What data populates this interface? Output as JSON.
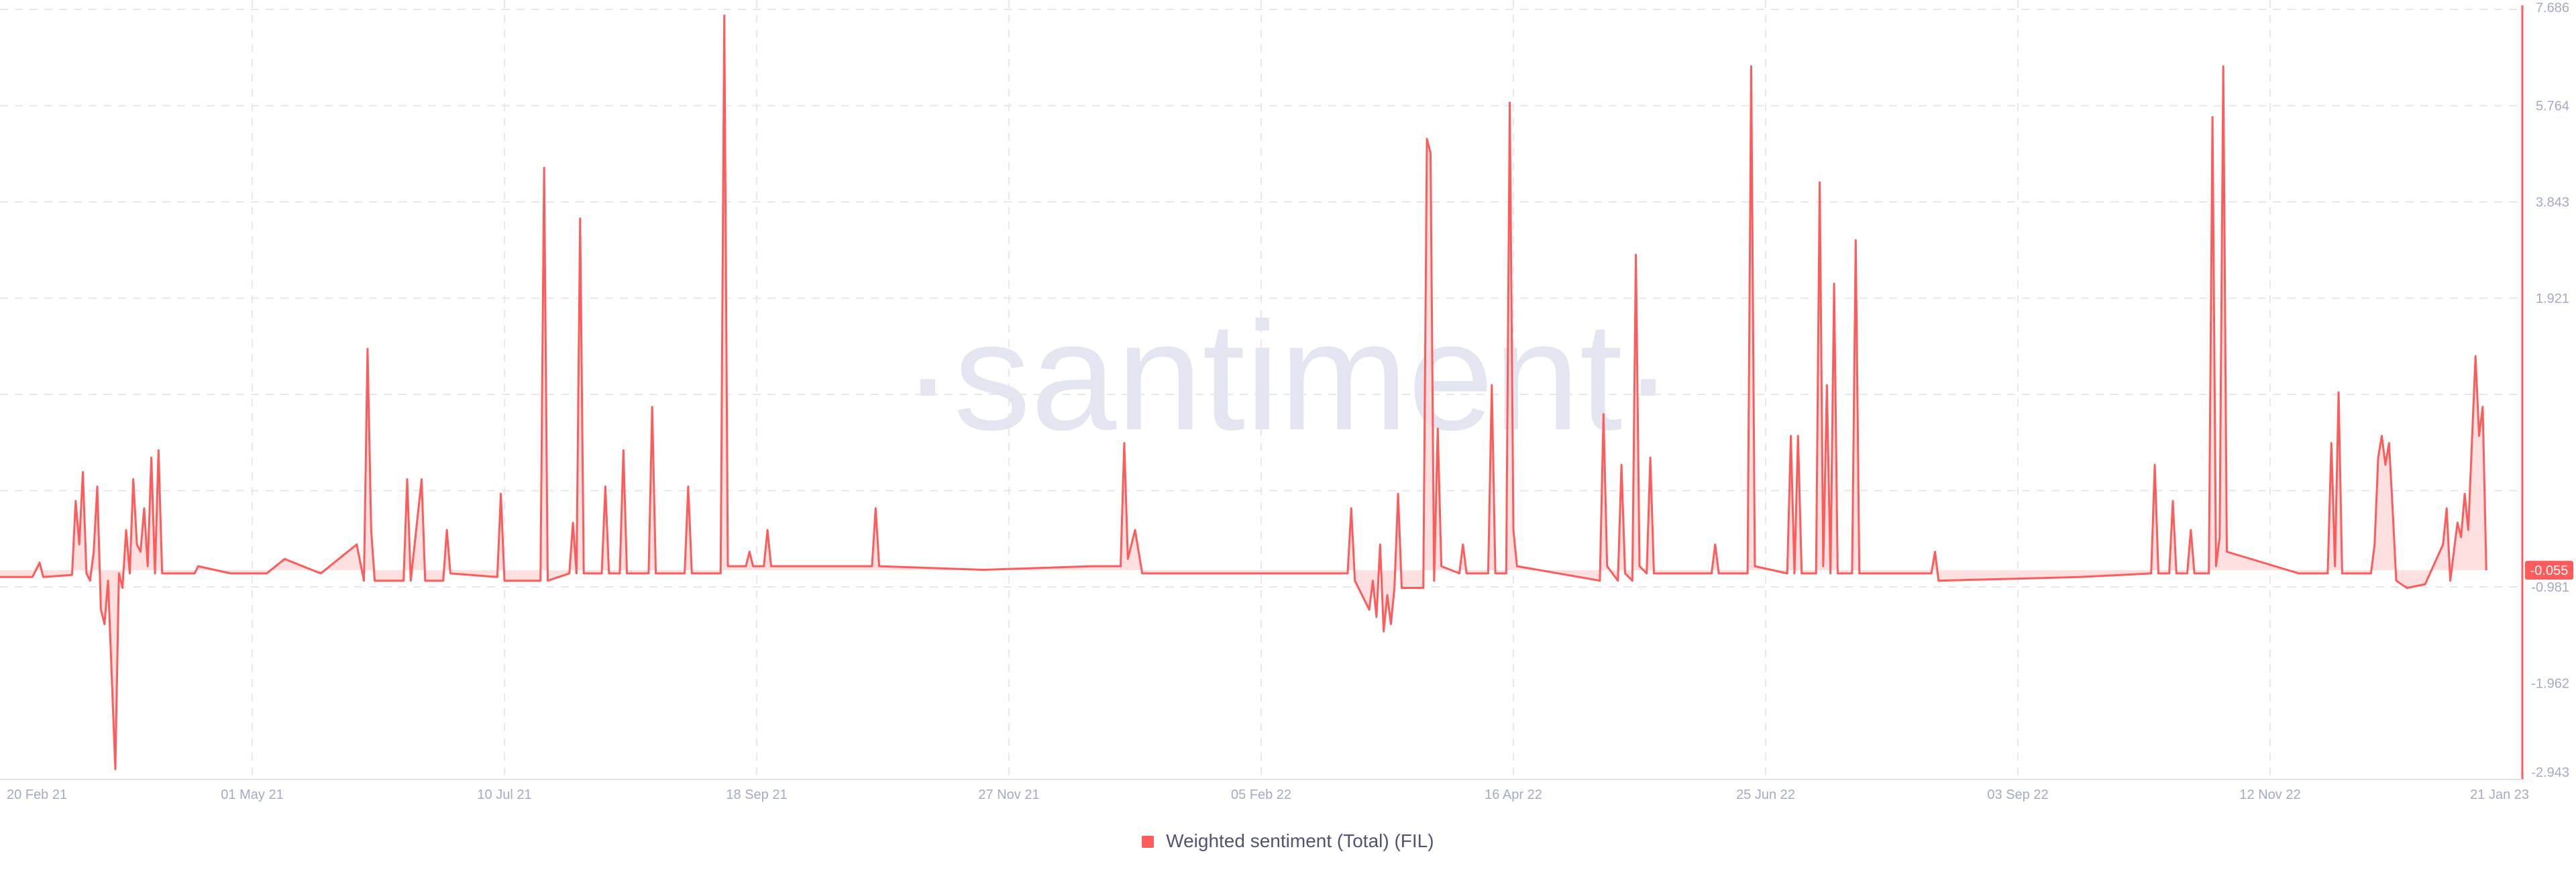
{
  "chart_data": {
    "type": "area",
    "watermark": "·santiment·",
    "color": "#ff5b5b",
    "fill_color": "#ffd6d6",
    "grid": true,
    "legend_position": "bottom-center",
    "xlim": [
      "2021-02-20",
      "2023-01-21"
    ],
    "ylim": [
      -2.943,
      7.686
    ],
    "x_ticks": [
      "20 Feb 21",
      "01 May 21",
      "10 Jul 21",
      "18 Sep 21",
      "27 Nov 21",
      "05 Feb 22",
      "16 Apr 22",
      "25 Jun 22",
      "03 Sep 22",
      "12 Nov 22",
      "21 Jan 23"
    ],
    "y_ticks": [
      "7.686",
      "5.764",
      "3.843",
      "1.921",
      "-0.981",
      "-1.962",
      "-2.943"
    ],
    "last_value_label": "-0.055",
    "series": [
      {
        "name": "Weighted sentiment (Total) (FIL)",
        "points": [
          [
            "2021-02-20",
            -0.15
          ],
          [
            "2021-03-01",
            -0.15
          ],
          [
            "2021-03-03",
            0.05
          ],
          [
            "2021-03-04",
            -0.15
          ],
          [
            "2021-03-12",
            -0.12
          ],
          [
            "2021-03-13",
            0.9
          ],
          [
            "2021-03-14",
            0.3
          ],
          [
            "2021-03-15",
            1.3
          ],
          [
            "2021-03-16",
            -0.1
          ],
          [
            "2021-03-17",
            -0.2
          ],
          [
            "2021-03-18",
            0.2
          ],
          [
            "2021-03-19",
            1.1
          ],
          [
            "2021-03-20",
            -0.6
          ],
          [
            "2021-03-21",
            -0.8
          ],
          [
            "2021-03-22",
            -0.2
          ],
          [
            "2021-03-24",
            -2.8
          ],
          [
            "2021-03-25",
            -0.1
          ],
          [
            "2021-03-26",
            -0.3
          ],
          [
            "2021-03-27",
            0.5
          ],
          [
            "2021-03-28",
            -0.1
          ],
          [
            "2021-03-29",
            1.2
          ],
          [
            "2021-03-30",
            0.3
          ],
          [
            "2021-03-31",
            0.2
          ],
          [
            "2021-04-01",
            0.8
          ],
          [
            "2021-04-02",
            0.0
          ],
          [
            "2021-04-03",
            1.5
          ],
          [
            "2021-04-04",
            -0.1
          ],
          [
            "2021-04-05",
            1.6
          ],
          [
            "2021-04-06",
            -0.1
          ],
          [
            "2021-04-15",
            -0.1
          ],
          [
            "2021-04-16",
            0.0
          ],
          [
            "2021-04-25",
            -0.1
          ],
          [
            "2021-05-05",
            -0.1
          ],
          [
            "2021-05-10",
            0.1
          ],
          [
            "2021-05-20",
            -0.1
          ],
          [
            "2021-05-30",
            0.3
          ],
          [
            "2021-06-01",
            -0.2
          ],
          [
            "2021-06-02",
            3.0
          ],
          [
            "2021-06-03",
            0.5
          ],
          [
            "2021-06-04",
            -0.2
          ],
          [
            "2021-06-12",
            -0.2
          ],
          [
            "2021-06-13",
            1.2
          ],
          [
            "2021-06-14",
            -0.2
          ],
          [
            "2021-06-17",
            1.2
          ],
          [
            "2021-06-18",
            -0.2
          ],
          [
            "2021-06-23",
            -0.2
          ],
          [
            "2021-06-24",
            0.5
          ],
          [
            "2021-06-25",
            -0.1
          ],
          [
            "2021-07-08",
            -0.15
          ],
          [
            "2021-07-09",
            1.0
          ],
          [
            "2021-07-10",
            -0.2
          ],
          [
            "2021-07-20",
            -0.2
          ],
          [
            "2021-07-21",
            5.5
          ],
          [
            "2021-07-22",
            -0.2
          ],
          [
            "2021-07-28",
            -0.1
          ],
          [
            "2021-07-29",
            0.6
          ],
          [
            "2021-07-30",
            -0.1
          ],
          [
            "2021-07-31",
            4.8
          ],
          [
            "2021-08-01",
            -0.1
          ],
          [
            "2021-08-06",
            -0.1
          ],
          [
            "2021-08-07",
            1.1
          ],
          [
            "2021-08-08",
            -0.1
          ],
          [
            "2021-08-11",
            -0.1
          ],
          [
            "2021-08-12",
            1.6
          ],
          [
            "2021-08-13",
            -0.1
          ],
          [
            "2021-08-19",
            -0.1
          ],
          [
            "2021-08-20",
            2.2
          ],
          [
            "2021-08-21",
            -0.1
          ],
          [
            "2021-08-29",
            -0.1
          ],
          [
            "2021-08-30",
            1.1
          ],
          [
            "2021-08-31",
            -0.1
          ],
          [
            "2021-09-08",
            -0.1
          ],
          [
            "2021-09-09",
            7.6
          ],
          [
            "2021-09-10",
            0.0
          ],
          [
            "2021-09-15",
            0.0
          ],
          [
            "2021-09-16",
            0.2
          ],
          [
            "2021-09-17",
            0.0
          ],
          [
            "2021-09-20",
            0.0
          ],
          [
            "2021-09-21",
            0.5
          ],
          [
            "2021-09-22",
            0.0
          ],
          [
            "2021-10-20",
            0.0
          ],
          [
            "2021-10-21",
            0.8
          ],
          [
            "2021-10-22",
            0.0
          ],
          [
            "2021-11-20",
            -0.05
          ],
          [
            "2021-12-20",
            0.0
          ],
          [
            "2021-12-28",
            0.0
          ],
          [
            "2021-12-29",
            1.7
          ],
          [
            "2021-12-30",
            0.1
          ],
          [
            "2022-01-01",
            0.5
          ],
          [
            "2022-01-03",
            -0.1
          ],
          [
            "2022-01-20",
            -0.1
          ],
          [
            "2022-02-10",
            -0.1
          ],
          [
            "2022-03-01",
            -0.1
          ],
          [
            "2022-03-02",
            0.8
          ],
          [
            "2022-03-03",
            -0.2
          ],
          [
            "2022-03-07",
            -0.6
          ],
          [
            "2022-03-08",
            -0.2
          ],
          [
            "2022-03-09",
            -0.7
          ],
          [
            "2022-03-10",
            0.3
          ],
          [
            "2022-03-11",
            -0.9
          ],
          [
            "2022-03-12",
            -0.4
          ],
          [
            "2022-03-13",
            -0.8
          ],
          [
            "2022-03-14",
            -0.3
          ],
          [
            "2022-03-15",
            1.0
          ],
          [
            "2022-03-16",
            -0.3
          ],
          [
            "2022-03-22",
            -0.3
          ],
          [
            "2022-03-23",
            5.9
          ],
          [
            "2022-03-24",
            5.7
          ],
          [
            "2022-03-25",
            -0.2
          ],
          [
            "2022-03-26",
            1.9
          ],
          [
            "2022-03-27",
            0.0
          ],
          [
            "2022-04-01",
            -0.1
          ],
          [
            "2022-04-02",
            0.3
          ],
          [
            "2022-04-03",
            -0.1
          ],
          [
            "2022-04-09",
            -0.1
          ],
          [
            "2022-04-10",
            2.5
          ],
          [
            "2022-04-11",
            -0.1
          ],
          [
            "2022-04-14",
            -0.1
          ],
          [
            "2022-04-15",
            6.4
          ],
          [
            "2022-04-16",
            0.5
          ],
          [
            "2022-04-17",
            0.0
          ],
          [
            "2022-05-10",
            -0.2
          ],
          [
            "2022-05-11",
            2.1
          ],
          [
            "2022-05-12",
            0.0
          ],
          [
            "2022-05-15",
            -0.2
          ],
          [
            "2022-05-16",
            1.4
          ],
          [
            "2022-05-17",
            -0.1
          ],
          [
            "2022-05-19",
            -0.2
          ],
          [
            "2022-05-20",
            4.3
          ],
          [
            "2022-05-21",
            0.0
          ],
          [
            "2022-05-23",
            -0.1
          ],
          [
            "2022-05-24",
            1.5
          ],
          [
            "2022-05-25",
            -0.1
          ],
          [
            "2022-06-10",
            -0.1
          ],
          [
            "2022-06-11",
            0.3
          ],
          [
            "2022-06-12",
            -0.1
          ],
          [
            "2022-06-20",
            -0.1
          ],
          [
            "2022-06-21",
            6.9
          ],
          [
            "2022-06-22",
            0.0
          ],
          [
            "2022-07-01",
            -0.1
          ],
          [
            "2022-07-02",
            1.8
          ],
          [
            "2022-07-03",
            -0.1
          ],
          [
            "2022-07-04",
            1.8
          ],
          [
            "2022-07-05",
            -0.1
          ],
          [
            "2022-07-09",
            -0.1
          ],
          [
            "2022-07-10",
            5.3
          ],
          [
            "2022-07-11",
            0.0
          ],
          [
            "2022-07-12",
            2.5
          ],
          [
            "2022-07-13",
            -0.1
          ],
          [
            "2022-07-14",
            3.9
          ],
          [
            "2022-07-15",
            -0.1
          ],
          [
            "2022-07-19",
            -0.1
          ],
          [
            "2022-07-20",
            4.5
          ],
          [
            "2022-07-21",
            -0.1
          ],
          [
            "2022-08-10",
            -0.1
          ],
          [
            "2022-08-11",
            0.2
          ],
          [
            "2022-08-12",
            -0.2
          ],
          [
            "2022-09-20",
            -0.15
          ],
          [
            "2022-10-10",
            -0.1
          ],
          [
            "2022-10-11",
            1.4
          ],
          [
            "2022-10-12",
            -0.1
          ],
          [
            "2022-10-15",
            -0.1
          ],
          [
            "2022-10-16",
            0.9
          ],
          [
            "2022-10-17",
            -0.1
          ],
          [
            "2022-10-20",
            -0.1
          ],
          [
            "2022-10-21",
            0.5
          ],
          [
            "2022-10-22",
            -0.1
          ],
          [
            "2022-10-26",
            -0.1
          ],
          [
            "2022-10-27",
            6.2
          ],
          [
            "2022-10-28",
            0.0
          ],
          [
            "2022-10-29",
            0.4
          ],
          [
            "2022-10-30",
            6.9
          ],
          [
            "2022-10-31",
            0.2
          ],
          [
            "2022-11-20",
            -0.1
          ],
          [
            "2022-11-28",
            -0.1
          ],
          [
            "2022-11-29",
            1.7
          ],
          [
            "2022-11-30",
            0.0
          ],
          [
            "2022-12-01",
            2.4
          ],
          [
            "2022-12-02",
            -0.1
          ],
          [
            "2022-12-10",
            -0.1
          ],
          [
            "2022-12-11",
            0.3
          ],
          [
            "2022-12-12",
            1.5
          ],
          [
            "2022-12-13",
            1.8
          ],
          [
            "2022-12-14",
            1.4
          ],
          [
            "2022-12-15",
            1.7
          ],
          [
            "2022-12-16",
            0.8
          ],
          [
            "2022-12-17",
            -0.2
          ],
          [
            "2022-12-20",
            -0.3
          ],
          [
            "2022-12-25",
            -0.25
          ],
          [
            "2022-12-30",
            0.3
          ],
          [
            "2022-12-31",
            0.8
          ],
          [
            "2023-01-01",
            -0.2
          ],
          [
            "2023-01-03",
            0.6
          ],
          [
            "2023-01-04",
            0.4
          ],
          [
            "2023-01-05",
            1.0
          ],
          [
            "2023-01-06",
            0.5
          ],
          [
            "2023-01-08",
            2.9
          ],
          [
            "2023-01-09",
            1.8
          ],
          [
            "2023-01-10",
            2.2
          ],
          [
            "2023-01-11",
            -0.055
          ]
        ]
      }
    ]
  },
  "legend": {
    "label": "Weighted sentiment (Total) (FIL)",
    "color": "#ff5b5b"
  }
}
· · · · · · ·
# OBJECTIVE
Take every line from the records above that has the word "Weighted" and copy it.

# SOLUTION BELOW
        "name": "Weighted sentiment (Total) (FIL)",
    "label": "Weighted sentiment (Total) (FIL)",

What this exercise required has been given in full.